*Short exercise*: Type out the data exactly as given. Skip any image.

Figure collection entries
## BEGIN

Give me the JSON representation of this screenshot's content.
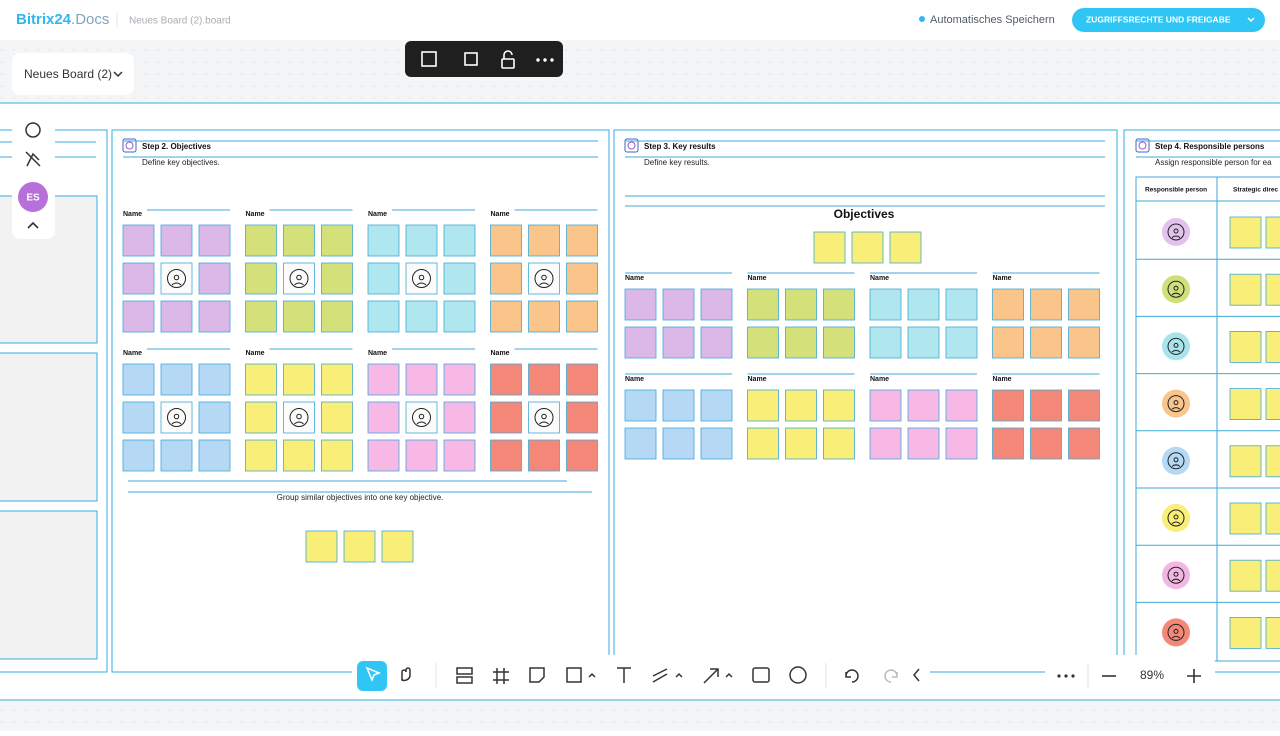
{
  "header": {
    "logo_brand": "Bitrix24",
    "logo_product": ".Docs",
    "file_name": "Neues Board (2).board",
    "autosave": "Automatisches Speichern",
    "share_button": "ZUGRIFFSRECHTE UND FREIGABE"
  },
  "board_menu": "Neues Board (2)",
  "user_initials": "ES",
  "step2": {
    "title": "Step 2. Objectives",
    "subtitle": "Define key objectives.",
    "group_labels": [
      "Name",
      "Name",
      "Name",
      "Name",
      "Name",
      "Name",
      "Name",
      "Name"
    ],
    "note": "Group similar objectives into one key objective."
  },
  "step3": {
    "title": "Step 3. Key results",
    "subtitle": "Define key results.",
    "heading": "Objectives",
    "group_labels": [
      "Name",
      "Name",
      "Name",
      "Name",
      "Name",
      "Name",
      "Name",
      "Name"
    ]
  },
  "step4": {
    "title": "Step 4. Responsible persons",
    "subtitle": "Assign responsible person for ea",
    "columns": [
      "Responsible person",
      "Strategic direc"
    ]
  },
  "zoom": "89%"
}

## END

*Full response*:
Give me the JSON representation of this screenshot's content.
{
  "header": {
    "logo_brand": "Bitrix24",
    "logo_product": ".Docs",
    "file_name": "Neues Board (2).board",
    "autosave": "Automatisches Speichern",
    "share_button": "ZUGRIFFSRECHTE UND FREIGABE"
  },
  "board_menu": "Neues Board (2)",
  "user_initials": "ES",
  "step2": {
    "title": "Step 2. Objectives",
    "subtitle": "Define key objectives.",
    "group_labels": [
      "Name",
      "Name",
      "Name",
      "Name",
      "Name",
      "Name",
      "Name",
      "Name"
    ],
    "note": "Group similar objectives into one key objective."
  },
  "step3": {
    "title": "Step 3. Key results",
    "subtitle": "Define key results.",
    "heading": "Objectives",
    "group_labels": [
      "Name",
      "Name",
      "Name",
      "Name",
      "Name",
      "Name",
      "Name",
      "Name"
    ]
  },
  "step4": {
    "title": "Step 4. Responsible persons",
    "subtitle": "Assign responsible person for ea",
    "columns": [
      "Responsible person",
      "Strategic direc"
    ]
  },
  "zoom": "89%"
}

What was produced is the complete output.